* _Input material_
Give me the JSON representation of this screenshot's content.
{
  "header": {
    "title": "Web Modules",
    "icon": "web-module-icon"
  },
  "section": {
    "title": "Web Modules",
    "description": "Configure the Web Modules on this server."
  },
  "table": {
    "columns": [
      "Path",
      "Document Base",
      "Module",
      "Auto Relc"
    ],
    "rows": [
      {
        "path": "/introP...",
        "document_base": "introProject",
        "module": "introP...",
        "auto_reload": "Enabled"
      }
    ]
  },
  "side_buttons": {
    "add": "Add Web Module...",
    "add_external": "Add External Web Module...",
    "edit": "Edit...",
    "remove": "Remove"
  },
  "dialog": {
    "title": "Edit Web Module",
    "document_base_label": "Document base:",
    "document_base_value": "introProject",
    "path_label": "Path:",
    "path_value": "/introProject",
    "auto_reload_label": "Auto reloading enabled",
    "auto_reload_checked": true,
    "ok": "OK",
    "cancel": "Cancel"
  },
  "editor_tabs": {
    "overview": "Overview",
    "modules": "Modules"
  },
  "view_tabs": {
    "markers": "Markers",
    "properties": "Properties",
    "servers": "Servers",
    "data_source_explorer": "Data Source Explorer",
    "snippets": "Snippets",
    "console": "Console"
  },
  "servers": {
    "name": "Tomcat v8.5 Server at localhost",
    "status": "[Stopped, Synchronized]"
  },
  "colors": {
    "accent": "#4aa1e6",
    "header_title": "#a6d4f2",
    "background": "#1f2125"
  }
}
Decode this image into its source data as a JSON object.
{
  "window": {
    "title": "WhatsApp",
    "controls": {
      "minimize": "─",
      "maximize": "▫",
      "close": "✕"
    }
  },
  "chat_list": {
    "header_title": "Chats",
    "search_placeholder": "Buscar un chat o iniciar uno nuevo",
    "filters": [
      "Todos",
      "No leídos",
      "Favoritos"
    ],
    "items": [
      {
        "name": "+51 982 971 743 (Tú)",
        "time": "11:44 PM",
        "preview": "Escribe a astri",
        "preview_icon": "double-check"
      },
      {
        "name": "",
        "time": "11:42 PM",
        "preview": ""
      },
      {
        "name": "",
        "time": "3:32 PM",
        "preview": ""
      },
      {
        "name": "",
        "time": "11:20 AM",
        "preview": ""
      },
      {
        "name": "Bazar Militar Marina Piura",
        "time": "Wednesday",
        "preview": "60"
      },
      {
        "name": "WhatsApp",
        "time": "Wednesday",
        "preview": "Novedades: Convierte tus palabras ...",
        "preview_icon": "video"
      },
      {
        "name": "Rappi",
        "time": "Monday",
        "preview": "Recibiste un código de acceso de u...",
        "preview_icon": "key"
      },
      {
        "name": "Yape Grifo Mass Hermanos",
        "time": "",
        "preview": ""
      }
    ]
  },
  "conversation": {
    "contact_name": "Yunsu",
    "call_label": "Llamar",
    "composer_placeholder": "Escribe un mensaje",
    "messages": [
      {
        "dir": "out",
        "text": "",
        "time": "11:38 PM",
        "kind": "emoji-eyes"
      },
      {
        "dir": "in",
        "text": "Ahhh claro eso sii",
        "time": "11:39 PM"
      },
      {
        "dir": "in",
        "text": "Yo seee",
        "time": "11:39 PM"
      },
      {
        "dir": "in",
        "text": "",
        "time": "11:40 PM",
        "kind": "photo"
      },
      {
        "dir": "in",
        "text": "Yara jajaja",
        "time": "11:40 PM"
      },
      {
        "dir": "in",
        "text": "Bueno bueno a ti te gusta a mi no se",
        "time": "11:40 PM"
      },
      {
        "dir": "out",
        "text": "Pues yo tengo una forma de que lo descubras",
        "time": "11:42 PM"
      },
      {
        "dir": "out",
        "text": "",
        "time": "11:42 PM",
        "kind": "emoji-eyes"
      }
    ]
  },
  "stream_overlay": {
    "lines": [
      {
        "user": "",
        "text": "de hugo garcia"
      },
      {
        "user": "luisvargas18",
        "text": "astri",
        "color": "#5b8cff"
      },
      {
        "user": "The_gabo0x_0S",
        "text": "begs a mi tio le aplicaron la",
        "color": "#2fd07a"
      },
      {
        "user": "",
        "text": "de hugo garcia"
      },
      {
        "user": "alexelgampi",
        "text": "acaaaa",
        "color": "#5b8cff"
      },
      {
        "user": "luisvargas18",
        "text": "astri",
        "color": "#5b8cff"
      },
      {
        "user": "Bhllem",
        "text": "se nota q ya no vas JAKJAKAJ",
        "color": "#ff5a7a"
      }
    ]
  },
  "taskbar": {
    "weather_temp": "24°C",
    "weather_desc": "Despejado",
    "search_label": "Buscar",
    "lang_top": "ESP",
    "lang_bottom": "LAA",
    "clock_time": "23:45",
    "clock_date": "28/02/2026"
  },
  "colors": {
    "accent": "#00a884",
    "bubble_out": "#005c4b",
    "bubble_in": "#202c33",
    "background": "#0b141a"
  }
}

* _Work required_
Repeat every record, exactly as written.

* _Output for this task_
Give me the JSON representation of this screenshot's content.
{
  "header": {
    "title": "Web Modules",
    "icon": "web-module-icon"
  },
  "section": {
    "title": "Web Modules",
    "description": "Configure the Web Modules on this server."
  },
  "table": {
    "columns": [
      "Path",
      "Document Base",
      "Module",
      "Auto Relc"
    ],
    "rows": [
      {
        "path": "/introP...",
        "document_base": "introProject",
        "module": "introP...",
        "auto_reload": "Enabled"
      }
    ]
  },
  "side_buttons": {
    "add": "Add Web Module...",
    "add_external": "Add External Web Module...",
    "edit": "Edit...",
    "remove": "Remove"
  },
  "dialog": {
    "title": "Edit Web Module",
    "document_base_label": "Document base:",
    "document_base_value": "introProject",
    "path_label": "Path:",
    "path_value": "/introProject",
    "auto_reload_label": "Auto reloading enabled",
    "auto_reload_checked": true,
    "ok": "OK",
    "cancel": "Cancel"
  },
  "editor_tabs": {
    "overview": "Overview",
    "modules": "Modules"
  },
  "view_tabs": {
    "markers": "Markers",
    "properties": "Properties",
    "servers": "Servers",
    "data_source_explorer": "Data Source Explorer",
    "snippets": "Snippets",
    "console": "Console"
  },
  "servers": {
    "name": "Tomcat v8.5 Server at localhost",
    "status": "[Stopped, Synchronized]"
  },
  "colors": {
    "accent": "#4aa1e6",
    "header_title": "#a6d4f2",
    "background": "#1f2125"
  }
}
Decode this image into its source data as a JSON object.
{
  "window": {
    "title": "WhatsApp",
    "controls": {
      "minimize": "─",
      "maximize": "▫",
      "close": "✕"
    }
  },
  "chat_list": {
    "header_title": "Chats",
    "search_placeholder": "Buscar un chat o iniciar uno nuevo",
    "filters": [
      "Todos",
      "No leídos",
      "Favoritos"
    ],
    "items": [
      {
        "name": "+51 982 971 743 (Tú)",
        "time": "11:44 PM",
        "preview": "Escribe a astri",
        "preview_icon": "double-check"
      },
      {
        "name": "",
        "time": "11:42 PM",
        "preview": ""
      },
      {
        "name": "",
        "time": "3:32 PM",
        "preview": ""
      },
      {
        "name": "",
        "time": "11:20 AM",
        "preview": ""
      },
      {
        "name": "Bazar Militar Marina Piura",
        "time": "Wednesday",
        "preview": "60"
      },
      {
        "name": "WhatsApp",
        "time": "Wednesday",
        "preview": "Novedades: Convierte tus palabras ...",
        "preview_icon": "video"
      },
      {
        "name": "Rappi",
        "time": "Monday",
        "preview": "Recibiste un código de acceso de u...",
        "preview_icon": "key"
      },
      {
        "name": "Yape Grifo Mass Hermanos",
        "time": "",
        "preview": ""
      }
    ]
  },
  "conversation": {
    "contact_name": "Yunsu",
    "call_label": "Llamar",
    "composer_placeholder": "Escribe un mensaje",
    "messages": [
      {
        "dir": "out",
        "text": "",
        "time": "11:38 PM",
        "kind": "emoji-eyes"
      },
      {
        "dir": "in",
        "text": "Ahhh claro eso sii",
        "time": "11:39 PM"
      },
      {
        "dir": "in",
        "text": "Yo seee",
        "time": "11:39 PM"
      },
      {
        "dir": "in",
        "text": "",
        "time": "11:40 PM",
        "kind": "photo"
      },
      {
        "dir": "in",
        "text": "Yara jajaja",
        "time": "11:40 PM"
      },
      {
        "dir": "in",
        "text": "Bueno bueno a ti te gusta a mi no se",
        "time": "11:40 PM"
      },
      {
        "dir": "out",
        "text": "Pues yo tengo una forma de que lo descubras",
        "time": "11:42 PM"
      },
      {
        "dir": "out",
        "text": "",
        "time": "11:42 PM",
        "kind": "emoji-eyes"
      }
    ]
  },
  "stream_overlay": {
    "lines": [
      {
        "user": "",
        "text": "de hugo garcia"
      },
      {
        "user": "luisvargas18",
        "text": "astri",
        "color": "#5b8cff"
      },
      {
        "user": "The_gabo0x_0S",
        "text": "begs a mi tio le aplicaron la",
        "color": "#2fd07a"
      },
      {
        "user": "",
        "text": "de hugo garcia"
      },
      {
        "user": "alexelgampi",
        "text": "acaaaa",
        "color": "#5b8cff"
      },
      {
        "user": "luisvargas18",
        "text": "astri",
        "color": "#5b8cff"
      },
      {
        "user": "Bhllem",
        "text": "se nota q ya no vas JAKJAKAJ",
        "color": "#ff5a7a"
      }
    ]
  },
  "taskbar": {
    "weather_temp": "24°C",
    "weather_desc": "Despejado",
    "search_label": "Buscar",
    "lang_top": "ESP",
    "lang_bottom": "LAA",
    "clock_time": "23:45",
    "clock_date": "28/02/2026"
  },
  "colors": {
    "accent": "#00a884",
    "bubble_out": "#005c4b",
    "bubble_in": "#202c33",
    "background": "#0b141a"
  }
}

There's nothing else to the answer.